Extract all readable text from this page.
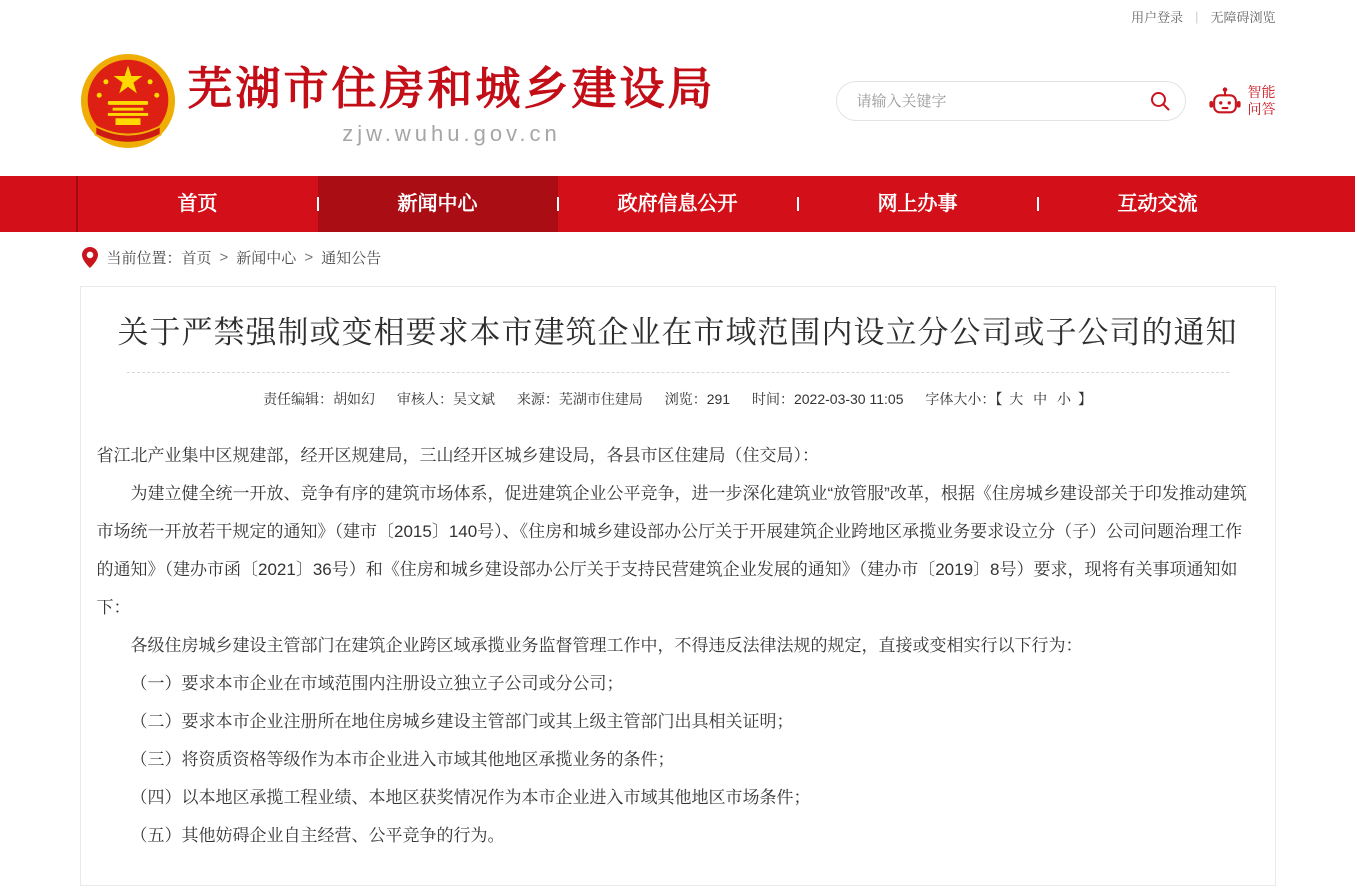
用户登录 | 无障碍浏览
芜湖市住房和城乡建设局
zjw.wuhu.gov.cn
请输入关键字
智能
问答
首页	新闻中心	政府信息公开	网上办事	互动交流
当前位置： 首页 > 新闻中心 > 通知公告
关于严禁强制或变相要求本市建筑企业在市域范围内设立分公司或子公司的通知
责任编辑：胡如幻 审核人：吴文斌 来源：芜湖市住建局 浏览：291 时间：2022-03-30 11:05 字体大小：【 大 中 小 】

省江北产业集中区规建部，经开区规建局，三山经开区城乡建设局，各县市区住建局（住交局）：

为建立健全统一开放、竞争有序的建筑市场体系，促进建筑企业公平竞争，进一步深化建筑业“放管服”改革，根据《住房城乡建设部关于印发推动建筑市场统一开放若干规定的通知》（建市〔2015〕140号）、《住房和城乡建设部办公厅关于开展建筑企业跨地区承揽业务要求设立分（子）公司问题治理工作的通知》（建办市函〔2021〕36号）和《住房和城乡建设部办公厅关于支持民营建筑企业发展的通知》（建办市〔2019〕8号）要求，现将有关事项通知如下：

各级住房城乡建设主管部门在建筑企业跨区域承揽业务监督管理工作中，不得违反法律法规的规定，直接或变相实行以下行为：

（一）要求本市企业在市域范围内注册设立独立子公司或分公司；

（二）要求本市企业注册所在地住房城乡建设主管部门或其上级主管部门出具相关证明；

（三）将资质资格等级作为本市企业进入市域其他地区承揽业务的条件；

（四）以本地区承揽工程业绩、本地区获奖情况作为本市企业进入市域其他地区市场条件；

（五）其他妨碍企业自主经营、公平竞争的行为。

^^^^^^^^^^^^^^^^

Find every line in the records above that contains the word "新闻中心", and copy each one.

首页	新闻中心	政府信息公开	网上办事	互动交流
当前位置： 首页 > 新闻中心 > 通知公告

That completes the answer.